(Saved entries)

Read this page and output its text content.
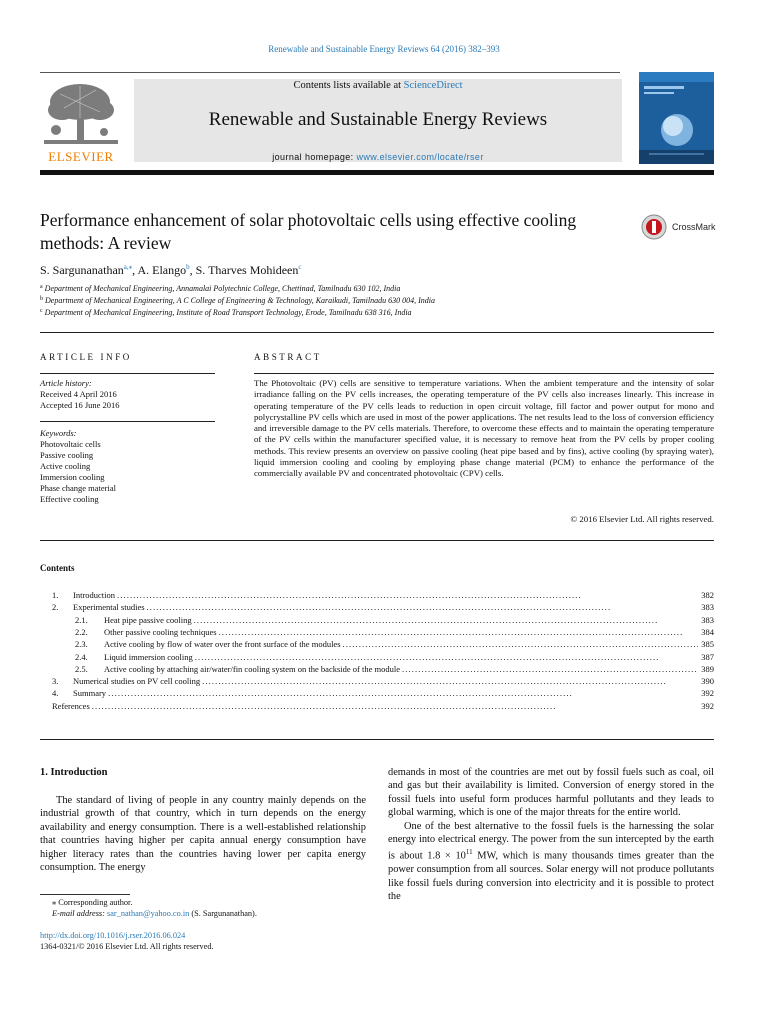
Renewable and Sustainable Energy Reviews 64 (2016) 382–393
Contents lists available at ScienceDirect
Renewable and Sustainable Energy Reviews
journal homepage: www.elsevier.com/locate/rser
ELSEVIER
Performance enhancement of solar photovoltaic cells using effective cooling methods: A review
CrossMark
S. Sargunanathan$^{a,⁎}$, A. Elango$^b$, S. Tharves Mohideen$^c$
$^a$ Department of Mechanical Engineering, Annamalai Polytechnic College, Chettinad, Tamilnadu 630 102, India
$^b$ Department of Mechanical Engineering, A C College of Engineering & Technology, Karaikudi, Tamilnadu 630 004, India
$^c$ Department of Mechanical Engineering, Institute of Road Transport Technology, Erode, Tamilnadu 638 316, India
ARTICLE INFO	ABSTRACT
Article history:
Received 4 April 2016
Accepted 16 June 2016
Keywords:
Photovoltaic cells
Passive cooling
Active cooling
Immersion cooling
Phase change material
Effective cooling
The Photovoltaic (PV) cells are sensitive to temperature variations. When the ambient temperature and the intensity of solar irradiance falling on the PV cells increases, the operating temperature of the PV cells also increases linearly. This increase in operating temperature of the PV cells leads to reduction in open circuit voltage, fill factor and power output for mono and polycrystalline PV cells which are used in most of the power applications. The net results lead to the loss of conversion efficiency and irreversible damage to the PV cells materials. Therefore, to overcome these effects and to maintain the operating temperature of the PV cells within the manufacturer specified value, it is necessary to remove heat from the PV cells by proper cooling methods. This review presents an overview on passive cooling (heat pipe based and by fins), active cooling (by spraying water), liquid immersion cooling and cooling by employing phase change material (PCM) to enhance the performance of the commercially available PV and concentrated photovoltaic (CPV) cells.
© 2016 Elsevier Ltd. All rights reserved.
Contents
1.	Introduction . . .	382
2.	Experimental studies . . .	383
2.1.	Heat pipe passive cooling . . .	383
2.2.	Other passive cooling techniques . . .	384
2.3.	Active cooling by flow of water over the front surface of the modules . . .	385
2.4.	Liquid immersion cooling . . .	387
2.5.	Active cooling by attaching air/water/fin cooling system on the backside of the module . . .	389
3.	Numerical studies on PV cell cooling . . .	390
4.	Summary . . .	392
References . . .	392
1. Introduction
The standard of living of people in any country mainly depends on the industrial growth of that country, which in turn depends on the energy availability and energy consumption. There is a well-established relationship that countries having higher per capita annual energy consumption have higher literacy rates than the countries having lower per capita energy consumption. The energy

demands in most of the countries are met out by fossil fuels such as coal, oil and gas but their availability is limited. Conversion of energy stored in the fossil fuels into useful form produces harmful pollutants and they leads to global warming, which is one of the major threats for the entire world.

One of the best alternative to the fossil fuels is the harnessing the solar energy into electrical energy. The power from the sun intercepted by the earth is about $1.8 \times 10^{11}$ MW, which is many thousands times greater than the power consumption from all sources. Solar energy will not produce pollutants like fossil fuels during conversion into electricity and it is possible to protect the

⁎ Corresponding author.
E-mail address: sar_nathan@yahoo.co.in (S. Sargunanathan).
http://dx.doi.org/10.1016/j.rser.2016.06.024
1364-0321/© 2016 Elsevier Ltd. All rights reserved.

WHAT THE EXERCISE ASKS
Search the records for the word "rights" and copy out every line that holds it.

FINISHED TASK
© 2016 Elsevier Ltd. All rights reserved.
1364-0321/© 2016 Elsevier Ltd. All rights reserved.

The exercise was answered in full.